■ **DATA EXCERPTS**
══════════

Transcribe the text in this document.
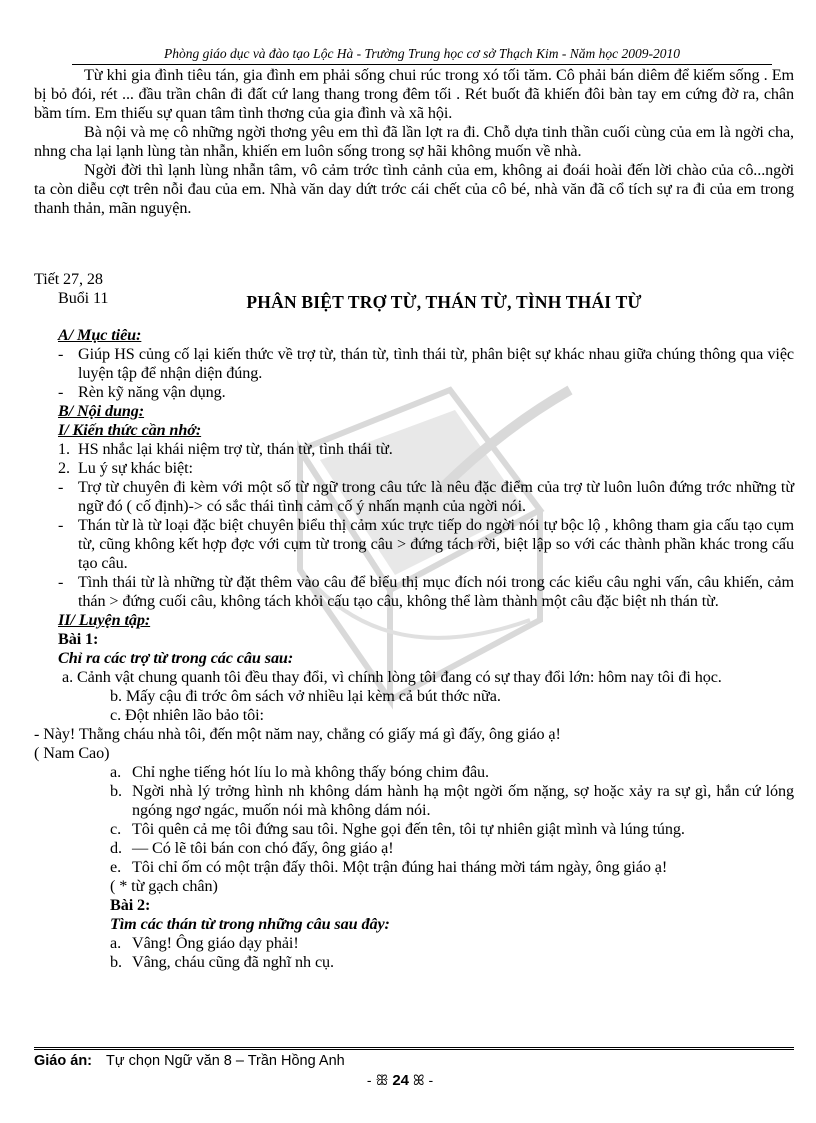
Phòng giáo dục và đào tạo Lộc Hà - Trường Trung học cơ sở Thạch Kim - Năm học 2009-2010

Từ khi gia đình tiêu tán, gia đình em phải sống chui rúc trong xó tối tăm. Cô phải bán diêm để kiếm sống . Em bị bỏ đói, rét ... đầu trần chân đi đất cứ lang thang trong đêm tối . Rét buốt đã khiến đôi bàn tay em cứng đờ ra, chân bầm tím. Em thiếu sự quan tâm tình thơng của gia đình và xã hội.

Bà nội và mẹ cô những ngời thơng yêu em thì đã lần lợt ra đi. Chỗ dựa tinh thần cuối cùng của em là ngời cha, nhng cha lại lạnh lùng tàn nhẫn, khiến em luôn sống trong sợ hãi không muốn về nhà.

Ngời đời thì lạnh lùng nhẫn tâm, vô cảm trớc tình cảnh của em, không ai đoái hoài đến lời chào của cô...ngời ta còn diễu cợt trên nỗi đau của em. Nhà văn day dứt trớc cái chết của cô bé, nhà văn đã cổ tích sự ra đi của em trong thanh thản, mãn nguyện.

Tiết 27, 28
Buổi 11	PHÂN BIỆT TRỢ TỪ, THÁN TỪ, TÌNH THÁI TỪ
A/ Mục tiêu:
- Giúp HS củng cố lại kiến thức về trợ từ, thán từ, tình thái từ, phân biệt sự khác nhau giữa chúng thông qua việc luyện tập để nhận diện đúng.
- Rèn kỹ năng vận dụng.
B/ Nội dung:
I/ Kiến thức cần nhớ:
1. HS nhắc lại khái niệm trợ từ, thán từ, tình thái từ.
2. Lu ý sự khác biệt:
- Trợ từ chuyên đi kèm với một số từ ngữ trong câu tức là nêu đặc điểm của trợ từ luôn luôn đứng trớc những từ ngữ đó ( cố định)-> có sắc thái tình cảm cố ý nhấn mạnh của ngời nói.
- Thán từ là từ loại đặc biệt chuyên biểu thị cảm xúc trực tiếp do ngời nói tự bộc lộ , không tham gia cấu tạo cụm từ, cũng không kết hợp đợc với cụm từ trong câu > đứng tách rời, biệt lập so với các thành phần khác trong cấu tạo câu.
- Tình thái từ là những từ đặt thêm vào câu để biểu thị mục đích nói trong các kiểu câu nghi vấn, câu khiến, cảm thán > đứng cuối câu, không tách khỏi cấu tạo câu, không thể làm thành một câu đặc biệt nh thán từ.
II/ Luyện tập:
Bài 1:
Chỉ ra các trợ từ trong các câu sau:

a. Cảnh vật chung quanh tôi đều thay đổi, vì chính lòng tôi đang có sự thay đổi lớn: hôm nay tôi đi học.

b. Mấy cậu đi trớc ôm sách vở nhiều lại kèm cả bút thớc nữa.

c. Đột nhiên lão bảo tôi:

- Này! Thằng cháu nhà tôi, đến một năm nay, chẳng có giấy má gì đấy, ông giáo ạ!

( Nam Cao)

a. Chỉ nghe tiếng hót líu lo mà không thấy bóng chim đâu.
b. Ngời nhà lý trởng hình nh không dám hành hạ một ngời ốm nặng, sợ hoặc xảy ra sự gì, hắn cứ lóng ngóng ngơ ngác, muốn nói mà không dám nói.
c. Tôi quên cả mẹ tôi đứng sau tôi. Nghe gọi đến tên, tôi tự nhiên giật mình và lúng túng.
d. — Có lẽ tôi bán con chó đấy, ông giáo ạ!
e. Tôi chỉ ốm có một trận đấy thôi. Một trận đúng hai tháng mời tám ngày, ông giáo ạ!

( * từ gạch chân)

Bài 2:
Tìm các thán từ trong những câu sau đây:
a. Vâng! Ông giáo dạy phải!
b. Vâng, cháu cũng đã nghĩ nh cụ.
Giáo án: Tự chọn Ngữ văn 8 – Trần Hồng Anh
- ꕥ 24 ꕤ -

══════════

■ **GIVEN INSTRUCTION**
Using the material above, return every line exactly as it appears, minus the pictures.

■ **TASK SOLUTION**
Transcribe the text in this document.
Phòng giáo dục và đào tạo Lộc Hà - Trường Trung học cơ sở Thạch Kim - Năm học 2009-2010

Từ khi gia đình tiêu tán, gia đình em phải sống chui rúc trong xó tối tăm. Cô phải bán diêm để kiếm sống . Em bị bỏ đói, rét ... đầu trần chân đi đất cứ lang thang trong đêm tối . Rét buốt đã khiến đôi bàn tay em cứng đờ ra, chân bầm tím. Em thiếu sự quan tâm tình thơng của gia đình và xã hội.

Bà nội và mẹ cô những ngời thơng yêu em thì đã lần lợt ra đi. Chỗ dựa tinh thần cuối cùng của em là ngời cha, nhng cha lại lạnh lùng tàn nhẫn, khiến em luôn sống trong sợ hãi không muốn về nhà.

Ngời đời thì lạnh lùng nhẫn tâm, vô cảm trớc tình cảnh của em, không ai đoái hoài đến lời chào của cô...ngời ta còn diễu cợt trên nỗi đau của em. Nhà văn day dứt trớc cái chết của cô bé, nhà văn đã cổ tích sự ra đi của em trong thanh thản, mãn nguyện.

Tiết 27, 28
Buổi 11	PHÂN BIỆT TRỢ TỪ, THÁN TỪ, TÌNH THÁI TỪ
A/ Mục tiêu:
- Giúp HS củng cố lại kiến thức về trợ từ, thán từ, tình thái từ, phân biệt sự khác nhau giữa chúng thông qua việc luyện tập để nhận diện đúng.
- Rèn kỹ năng vận dụng.
B/ Nội dung:
I/ Kiến thức cần nhớ:
1. HS nhắc lại khái niệm trợ từ, thán từ, tình thái từ.
2. Lu ý sự khác biệt:
- Trợ từ chuyên đi kèm với một số từ ngữ trong câu tức là nêu đặc điểm của trợ từ luôn luôn đứng trớc những từ ngữ đó ( cố định)-> có sắc thái tình cảm cố ý nhấn mạnh của ngời nói.
- Thán từ là từ loại đặc biệt chuyên biểu thị cảm xúc trực tiếp do ngời nói tự bộc lộ , không tham gia cấu tạo cụm từ, cũng không kết hợp đợc với cụm từ trong câu > đứng tách rời, biệt lập so với các thành phần khác trong cấu tạo câu.
- Tình thái từ là những từ đặt thêm vào câu để biểu thị mục đích nói trong các kiểu câu nghi vấn, câu khiến, cảm thán > đứng cuối câu, không tách khỏi cấu tạo câu, không thể làm thành một câu đặc biệt nh thán từ.
II/ Luyện tập:
Bài 1:
Chỉ ra các trợ từ trong các câu sau:

a. Cảnh vật chung quanh tôi đều thay đổi, vì chính lòng tôi đang có sự thay đổi lớn: hôm nay tôi đi học.

b. Mấy cậu đi trớc ôm sách vở nhiều lại kèm cả bút thớc nữa.

c. Đột nhiên lão bảo tôi:

- Này! Thằng cháu nhà tôi, đến một năm nay, chẳng có giấy má gì đấy, ông giáo ạ!

( Nam Cao)

a. Chỉ nghe tiếng hót líu lo mà không thấy bóng chim đâu.
b. Ngời nhà lý trởng hình nh không dám hành hạ một ngời ốm nặng, sợ hoặc xảy ra sự gì, hắn cứ lóng ngóng ngơ ngác, muốn nói mà không dám nói.
c. Tôi quên cả mẹ tôi đứng sau tôi. Nghe gọi đến tên, tôi tự nhiên giật mình và lúng túng.
d. — Có lẽ tôi bán con chó đấy, ông giáo ạ!
e. Tôi chỉ ốm có một trận đấy thôi. Một trận đúng hai tháng mời tám ngày, ông giáo ạ!

( * từ gạch chân)

Bài 2:
Tìm các thán từ trong những câu sau đây:
a. Vâng! Ông giáo dạy phải!
b. Vâng, cháu cũng đã nghĩ nh cụ.
Giáo án: Tự chọn Ngữ văn 8 – Trần Hồng Anh
- ꕥ 24 ꕤ -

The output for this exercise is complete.